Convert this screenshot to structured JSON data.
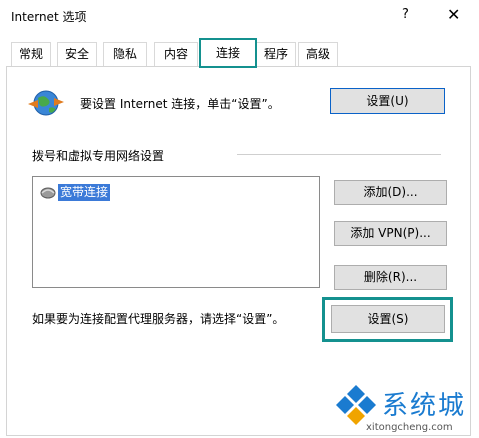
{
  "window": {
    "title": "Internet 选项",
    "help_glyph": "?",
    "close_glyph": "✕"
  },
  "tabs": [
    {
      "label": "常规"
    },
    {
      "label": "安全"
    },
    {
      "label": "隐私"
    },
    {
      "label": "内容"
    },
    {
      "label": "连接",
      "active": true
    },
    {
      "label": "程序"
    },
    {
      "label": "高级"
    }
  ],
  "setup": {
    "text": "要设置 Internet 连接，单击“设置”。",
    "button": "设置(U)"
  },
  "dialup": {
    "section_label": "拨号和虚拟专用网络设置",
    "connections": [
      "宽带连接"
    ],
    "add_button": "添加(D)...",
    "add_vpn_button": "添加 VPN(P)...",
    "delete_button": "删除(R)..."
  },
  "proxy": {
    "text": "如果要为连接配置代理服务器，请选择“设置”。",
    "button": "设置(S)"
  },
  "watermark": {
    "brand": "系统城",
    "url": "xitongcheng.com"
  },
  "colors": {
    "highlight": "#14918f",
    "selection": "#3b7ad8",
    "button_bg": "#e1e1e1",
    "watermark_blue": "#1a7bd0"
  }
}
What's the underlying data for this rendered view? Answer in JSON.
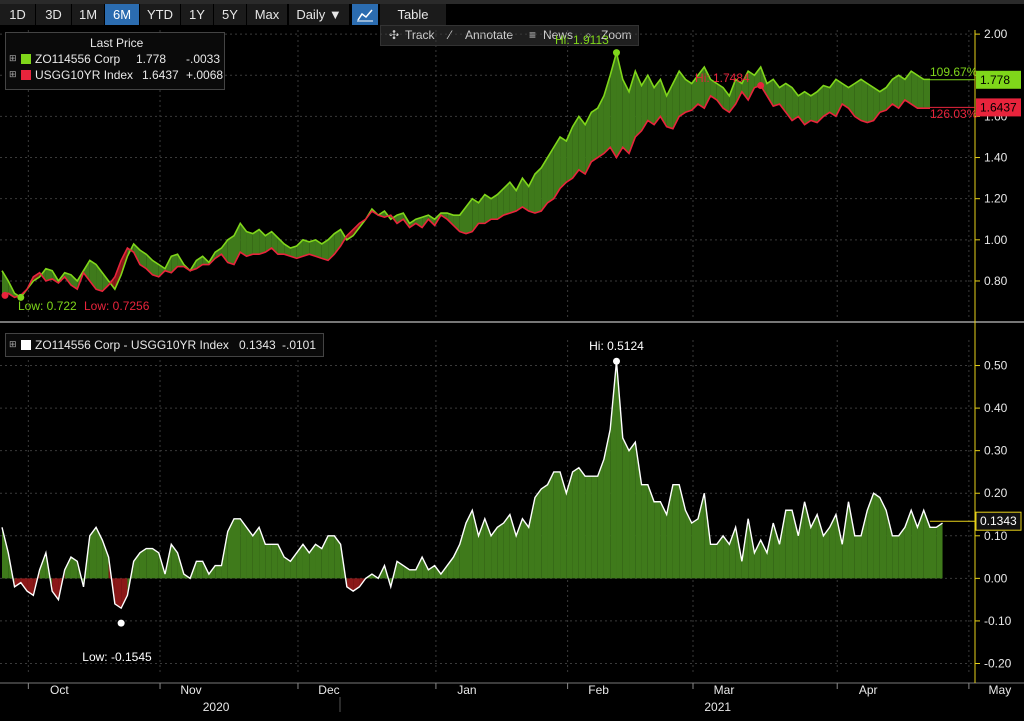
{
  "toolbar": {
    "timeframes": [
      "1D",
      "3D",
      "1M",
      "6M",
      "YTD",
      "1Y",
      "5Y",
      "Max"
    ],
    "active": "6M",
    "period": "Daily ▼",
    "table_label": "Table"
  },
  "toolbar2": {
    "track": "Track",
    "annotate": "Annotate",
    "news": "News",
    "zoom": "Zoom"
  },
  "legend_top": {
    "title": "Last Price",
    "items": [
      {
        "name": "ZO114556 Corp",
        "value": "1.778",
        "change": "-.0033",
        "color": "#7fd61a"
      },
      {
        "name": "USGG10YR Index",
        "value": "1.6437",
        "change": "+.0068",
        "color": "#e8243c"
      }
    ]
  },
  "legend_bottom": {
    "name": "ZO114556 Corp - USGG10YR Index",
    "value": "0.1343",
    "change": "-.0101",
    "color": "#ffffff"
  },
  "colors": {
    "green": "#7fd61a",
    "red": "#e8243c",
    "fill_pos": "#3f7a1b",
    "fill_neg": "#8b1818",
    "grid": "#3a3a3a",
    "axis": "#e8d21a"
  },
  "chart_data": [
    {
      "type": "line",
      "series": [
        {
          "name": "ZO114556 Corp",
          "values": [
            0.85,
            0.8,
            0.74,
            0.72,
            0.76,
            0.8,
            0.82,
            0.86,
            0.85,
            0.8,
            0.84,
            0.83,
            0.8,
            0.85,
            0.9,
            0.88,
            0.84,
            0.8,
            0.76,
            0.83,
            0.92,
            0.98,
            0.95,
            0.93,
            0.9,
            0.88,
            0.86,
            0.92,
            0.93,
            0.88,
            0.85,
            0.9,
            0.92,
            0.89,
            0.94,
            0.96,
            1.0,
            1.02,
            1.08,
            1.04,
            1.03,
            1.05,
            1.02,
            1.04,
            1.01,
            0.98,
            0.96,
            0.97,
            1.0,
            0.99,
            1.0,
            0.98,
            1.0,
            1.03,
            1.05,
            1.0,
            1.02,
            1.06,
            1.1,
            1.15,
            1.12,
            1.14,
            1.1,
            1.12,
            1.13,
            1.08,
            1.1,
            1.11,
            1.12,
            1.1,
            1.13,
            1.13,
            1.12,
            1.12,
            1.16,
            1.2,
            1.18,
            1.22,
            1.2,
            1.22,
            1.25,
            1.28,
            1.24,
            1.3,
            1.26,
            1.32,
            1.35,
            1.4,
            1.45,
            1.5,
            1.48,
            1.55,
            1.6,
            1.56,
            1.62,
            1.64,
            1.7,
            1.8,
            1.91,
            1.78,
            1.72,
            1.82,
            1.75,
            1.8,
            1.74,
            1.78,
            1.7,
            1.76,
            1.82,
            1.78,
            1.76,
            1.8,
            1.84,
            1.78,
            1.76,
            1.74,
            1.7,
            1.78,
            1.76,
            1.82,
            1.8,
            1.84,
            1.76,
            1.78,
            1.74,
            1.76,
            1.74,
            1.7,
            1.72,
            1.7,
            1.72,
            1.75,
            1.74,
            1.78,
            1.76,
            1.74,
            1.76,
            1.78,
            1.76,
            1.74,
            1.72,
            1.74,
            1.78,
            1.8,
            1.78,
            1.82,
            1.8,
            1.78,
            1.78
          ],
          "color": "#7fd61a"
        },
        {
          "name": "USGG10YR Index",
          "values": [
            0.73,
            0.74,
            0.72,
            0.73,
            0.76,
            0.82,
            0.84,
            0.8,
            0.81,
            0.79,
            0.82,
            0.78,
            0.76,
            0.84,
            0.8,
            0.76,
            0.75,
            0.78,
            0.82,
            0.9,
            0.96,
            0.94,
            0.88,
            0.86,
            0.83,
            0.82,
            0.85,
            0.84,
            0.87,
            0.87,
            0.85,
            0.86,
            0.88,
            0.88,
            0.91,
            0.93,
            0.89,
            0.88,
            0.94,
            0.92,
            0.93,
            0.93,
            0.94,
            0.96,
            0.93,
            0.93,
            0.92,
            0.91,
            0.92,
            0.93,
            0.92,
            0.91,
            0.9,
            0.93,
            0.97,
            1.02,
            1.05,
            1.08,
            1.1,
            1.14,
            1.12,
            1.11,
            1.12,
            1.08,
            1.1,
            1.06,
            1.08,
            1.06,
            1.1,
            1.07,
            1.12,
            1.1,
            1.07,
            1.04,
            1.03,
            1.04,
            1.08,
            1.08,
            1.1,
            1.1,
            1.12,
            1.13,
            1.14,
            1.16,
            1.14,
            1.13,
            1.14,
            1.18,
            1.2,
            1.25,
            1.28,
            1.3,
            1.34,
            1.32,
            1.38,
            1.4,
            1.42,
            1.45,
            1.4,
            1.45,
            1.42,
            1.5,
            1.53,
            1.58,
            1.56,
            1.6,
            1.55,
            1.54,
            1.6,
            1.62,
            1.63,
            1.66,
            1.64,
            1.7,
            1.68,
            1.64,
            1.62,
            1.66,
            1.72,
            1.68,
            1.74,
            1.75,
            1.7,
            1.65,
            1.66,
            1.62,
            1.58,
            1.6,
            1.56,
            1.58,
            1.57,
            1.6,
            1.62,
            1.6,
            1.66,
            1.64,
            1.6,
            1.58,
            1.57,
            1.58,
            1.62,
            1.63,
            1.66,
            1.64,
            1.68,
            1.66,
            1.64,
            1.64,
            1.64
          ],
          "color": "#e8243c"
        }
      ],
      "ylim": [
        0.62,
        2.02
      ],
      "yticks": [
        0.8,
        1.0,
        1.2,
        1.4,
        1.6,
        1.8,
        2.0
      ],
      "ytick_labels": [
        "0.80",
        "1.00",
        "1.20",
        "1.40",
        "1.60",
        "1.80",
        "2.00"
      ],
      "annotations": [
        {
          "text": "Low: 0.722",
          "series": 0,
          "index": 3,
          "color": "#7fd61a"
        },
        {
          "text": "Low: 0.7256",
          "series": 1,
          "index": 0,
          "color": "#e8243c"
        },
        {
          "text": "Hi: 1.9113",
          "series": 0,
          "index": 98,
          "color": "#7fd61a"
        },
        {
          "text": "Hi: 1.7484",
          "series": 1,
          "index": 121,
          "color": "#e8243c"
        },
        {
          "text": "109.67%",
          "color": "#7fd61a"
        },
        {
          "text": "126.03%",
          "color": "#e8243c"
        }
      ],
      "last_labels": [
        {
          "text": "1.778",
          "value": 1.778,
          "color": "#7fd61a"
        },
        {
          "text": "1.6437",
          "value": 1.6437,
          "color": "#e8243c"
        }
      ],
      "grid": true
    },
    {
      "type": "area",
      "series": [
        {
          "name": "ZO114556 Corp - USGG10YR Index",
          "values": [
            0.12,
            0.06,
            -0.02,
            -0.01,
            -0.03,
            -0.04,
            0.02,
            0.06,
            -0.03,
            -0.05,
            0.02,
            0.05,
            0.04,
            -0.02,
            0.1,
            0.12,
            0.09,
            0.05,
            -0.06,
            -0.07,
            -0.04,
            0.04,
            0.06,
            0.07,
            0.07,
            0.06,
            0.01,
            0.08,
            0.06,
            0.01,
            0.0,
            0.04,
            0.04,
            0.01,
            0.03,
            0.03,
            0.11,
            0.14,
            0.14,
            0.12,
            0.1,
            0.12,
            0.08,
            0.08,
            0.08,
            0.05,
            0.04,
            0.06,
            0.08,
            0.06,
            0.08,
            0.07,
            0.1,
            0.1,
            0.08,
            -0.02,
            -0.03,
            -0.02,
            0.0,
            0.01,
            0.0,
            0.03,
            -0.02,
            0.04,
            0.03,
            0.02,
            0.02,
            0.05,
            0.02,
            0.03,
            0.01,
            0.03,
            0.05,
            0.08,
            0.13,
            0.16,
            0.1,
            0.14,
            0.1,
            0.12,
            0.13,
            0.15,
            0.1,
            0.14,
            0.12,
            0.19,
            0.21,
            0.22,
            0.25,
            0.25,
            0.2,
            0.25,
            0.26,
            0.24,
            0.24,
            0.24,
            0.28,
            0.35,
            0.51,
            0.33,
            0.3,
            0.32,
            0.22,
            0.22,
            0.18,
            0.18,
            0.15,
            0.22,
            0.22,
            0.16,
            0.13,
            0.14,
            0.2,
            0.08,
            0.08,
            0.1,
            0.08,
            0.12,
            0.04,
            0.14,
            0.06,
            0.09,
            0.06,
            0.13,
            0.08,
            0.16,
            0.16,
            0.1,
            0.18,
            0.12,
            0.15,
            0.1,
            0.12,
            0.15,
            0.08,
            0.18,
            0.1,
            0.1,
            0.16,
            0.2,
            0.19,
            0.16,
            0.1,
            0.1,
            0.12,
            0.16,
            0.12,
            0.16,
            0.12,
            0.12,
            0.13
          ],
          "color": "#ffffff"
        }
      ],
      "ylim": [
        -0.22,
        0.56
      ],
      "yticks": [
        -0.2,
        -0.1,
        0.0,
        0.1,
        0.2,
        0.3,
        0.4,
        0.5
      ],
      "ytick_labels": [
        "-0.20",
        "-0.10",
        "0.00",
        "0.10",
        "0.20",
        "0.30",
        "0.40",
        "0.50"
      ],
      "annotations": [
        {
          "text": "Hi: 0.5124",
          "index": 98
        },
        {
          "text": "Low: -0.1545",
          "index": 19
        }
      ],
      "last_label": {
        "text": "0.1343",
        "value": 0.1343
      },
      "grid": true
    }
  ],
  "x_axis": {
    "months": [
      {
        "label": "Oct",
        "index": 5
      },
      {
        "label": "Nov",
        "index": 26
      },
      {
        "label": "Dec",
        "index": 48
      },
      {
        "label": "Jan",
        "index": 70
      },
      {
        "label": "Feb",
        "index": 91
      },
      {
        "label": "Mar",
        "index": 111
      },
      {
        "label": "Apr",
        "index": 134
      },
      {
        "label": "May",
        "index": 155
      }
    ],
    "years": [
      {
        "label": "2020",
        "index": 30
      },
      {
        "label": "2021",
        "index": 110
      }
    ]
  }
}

= Problem to solve =
Search the data for the word "Internet" and copy each line where it appears.

= Answer to the problem =
    "title": "Internet 选项",
    "text": "要设置 Internet 连接，单击“设置”。",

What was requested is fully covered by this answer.